WHAT YOU ARE ASKED TO DO: Please set down all the lines beneath this one exactly, without the pictures.

>> start

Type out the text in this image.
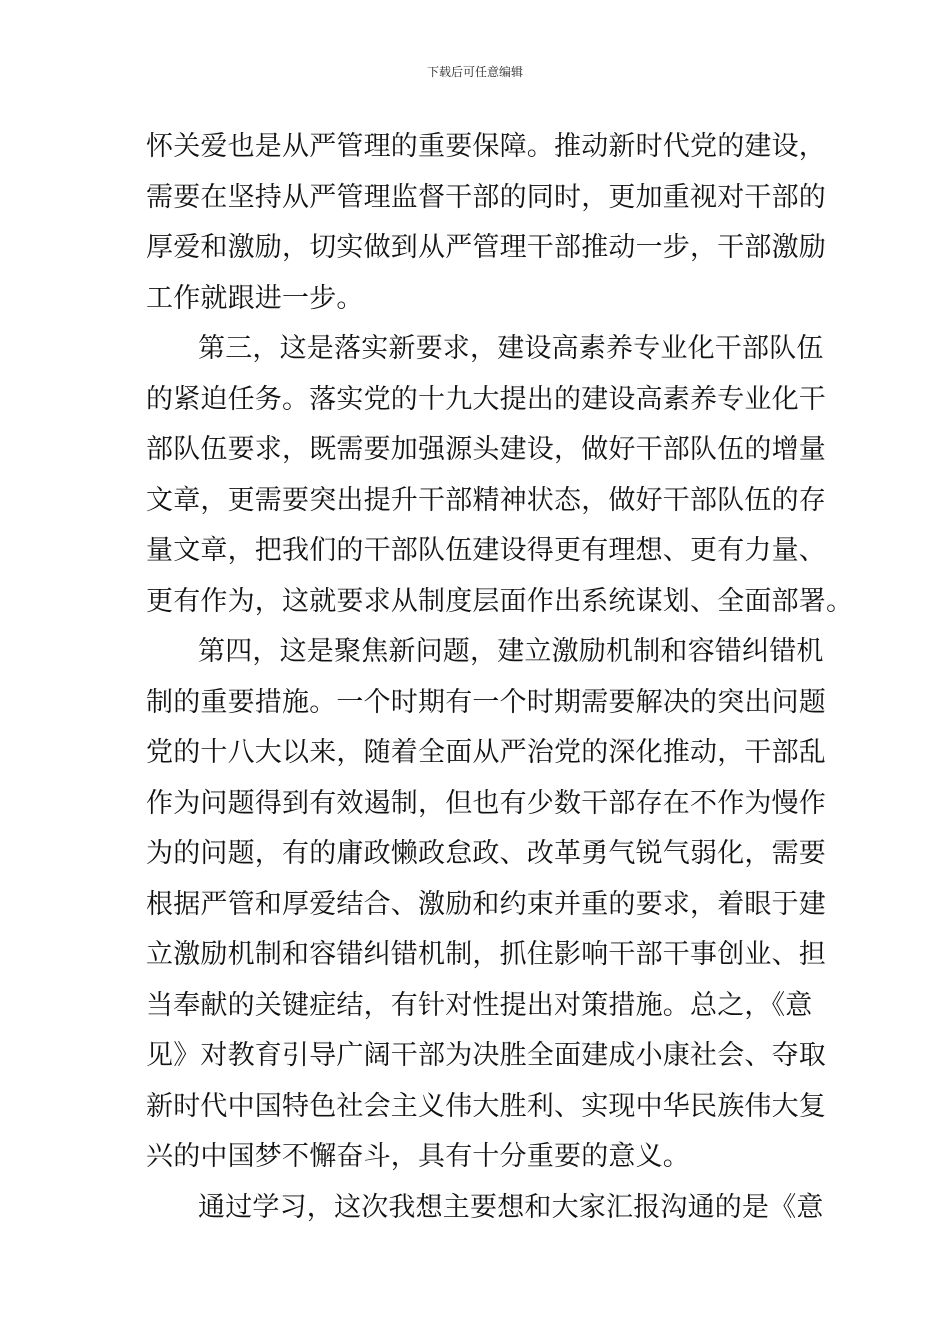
下载后可任意编辑
怀关爱也是从严管理的重要保障。推动新时代党的建设，
需要在坚持从严管理监督干部的同时，更加重视对干部的
厚爱和激励，切实做到从严管理干部推动一步，干部激励
工作就跟进一步。
第三，这是落实新要求，建设高素养专业化干部队伍
的紧迫任务。落实党的十九大提出的建设高素养专业化干
部队伍要求，既需要加强源头建设，做好干部队伍的增量
文章，更需要突出提升干部精神状态，做好干部队伍的存
量文章，把我们的干部队伍建设得更有理想、更有力量、
更有作为，这就要求从制度层面作出系统谋划、全面部署。
第四，这是聚焦新问题，建立激励机制和容错纠错机
制的重要措施。一个时期有一个时期需要解决的突出问题
党的十八大以来，随着全面从严治党的深化推动，干部乱
作为问题得到有效遏制，但也有少数干部存在不作为慢作
为的问题，有的庸政懒政怠政、改革勇气锐气弱化，需要
根据严管和厚爱结合、激励和约束并重的要求，着眼于建
立激励机制和容错纠错机制，抓住影响干部干事创业、担
当奉献的关键症结，有针对性提出对策措施。总之，《意
见》对教育引导广阔干部为决胜全面建成小康社会、夺取
新时代中国特色社会主义伟大胜利、实现中华民族伟大复
兴的中国梦不懈奋斗，具有十分重要的意义。
通过学习，这次我想主要想和大家汇报沟通的是《意
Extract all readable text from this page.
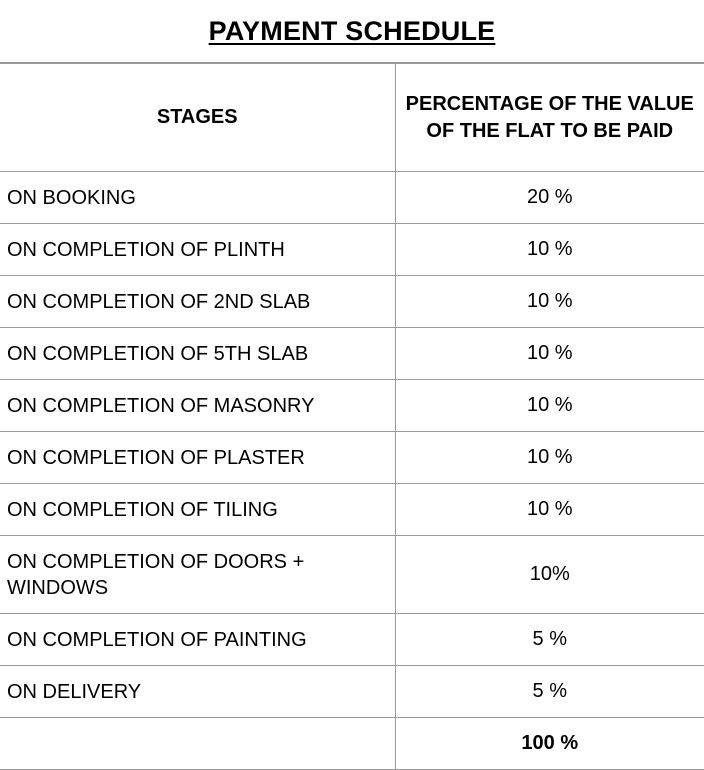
PAYMENT SCHEDULE
STAGES	PERCENTAGE OF THE VALUE OF THE FLAT TO BE PAID
ON BOOKING	20 %
ON COMPLETION OF PLINTH	10 %
ON COMPLETION OF 2ND SLAB	10 %
ON COMPLETION OF 5TH SLAB	10 %
ON COMPLETION OF MASONRY	10 %
ON COMPLETION OF PLASTER	10 %
ON COMPLETION OF TILING	10 %
ON COMPLETION OF DOORS + WINDOWS	10%
ON COMPLETION OF PAINTING	5 %
ON DELIVERY	5 %
	100 %
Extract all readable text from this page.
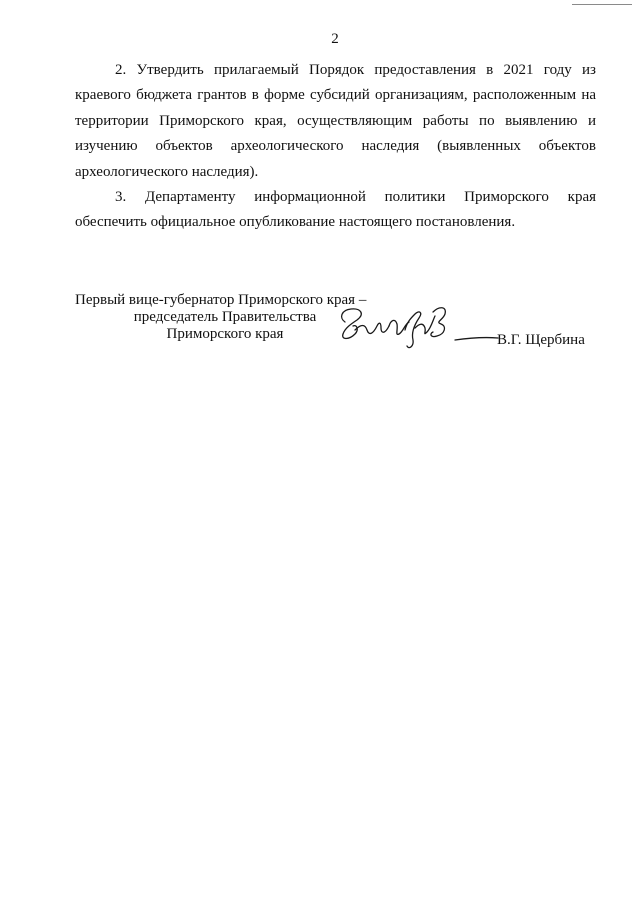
2

2. Утвердить прилагаемый Порядок предоставления в 2021 году из краевого бюджета грантов в форме субсидий организациям, расположенным на территории Приморского края, осуществляющим работы по выявлению и изучению объектов археологического наследия (выявленных объектов археологического наследия).

3. Департаменту информационной политики Приморского края обеспечить официальное опубликование настоящего постановления.

Первый вице-губернатор Приморского края –
председатель Правительства
Приморского края	В.Г. Щербина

>> end

WRITTEN REPLY:
Type out the text in this image.
下载后可任意编辑
怀关爱也是从严管理的重要保障。推动新时代党的建设，
需要在坚持从严管理监督干部的同时，更加重视对干部的
厚爱和激励，切实做到从严管理干部推动一步，干部激励
工作就跟进一步。
第三，这是落实新要求，建设高素养专业化干部队伍
的紧迫任务。落实党的十九大提出的建设高素养专业化干
部队伍要求，既需要加强源头建设，做好干部队伍的增量
文章，更需要突出提升干部精神状态，做好干部队伍的存
量文章，把我们的干部队伍建设得更有理想、更有力量、
更有作为，这就要求从制度层面作出系统谋划、全面部署。
第四，这是聚焦新问题，建立激励机制和容错纠错机
制的重要措施。一个时期有一个时期需要解决的突出问题
党的十八大以来，随着全面从严治党的深化推动，干部乱
作为问题得到有效遏制，但也有少数干部存在不作为慢作
为的问题，有的庸政懒政怠政、改革勇气锐气弱化，需要
根据严管和厚爱结合、激励和约束并重的要求，着眼于建
立激励机制和容错纠错机制，抓住影响干部干事创业、担
当奉献的关键症结，有针对性提出对策措施。总之，《意
见》对教育引导广阔干部为决胜全面建成小康社会、夺取
新时代中国特色社会主义伟大胜利、实现中华民族伟大复
兴的中国梦不懈奋斗，具有十分重要的意义。
通过学习，这次我想主要想和大家汇报沟通的是《意
Extract all readable text from this page.
PAYMENT SCHEDULE
STAGES	PERCENTAGE OF THE VALUE OF THE FLAT TO BE PAID
ON BOOKING	20 %
ON COMPLETION OF PLINTH	10 %
ON COMPLETION OF 2ND SLAB	10 %
ON COMPLETION OF 5TH SLAB	10 %
ON COMPLETION OF MASONRY	10 %
ON COMPLETION OF PLASTER	10 %
ON COMPLETION OF TILING	10 %
ON COMPLETION OF DOORS + WINDOWS	10%
ON COMPLETION OF PAINTING	5 %
ON DELIVERY	5 %
	100 %
Extract all readable text from this page.
2

2. Утвердить прилагаемый Порядок предоставления в 2021 году из краевого бюджета грантов в форме субсидий организациям, расположенным на территории Приморского края, осуществляющим работы по выявлению и изучению объектов археологического наследия (выявленных объектов археологического наследия).

3. Департаменту информационной политики Приморского края обеспечить официальное опубликование настоящего постановления.

Первый вице-губернатор Приморского края –
председатель Правительства
Приморского края	В.Г. Щербина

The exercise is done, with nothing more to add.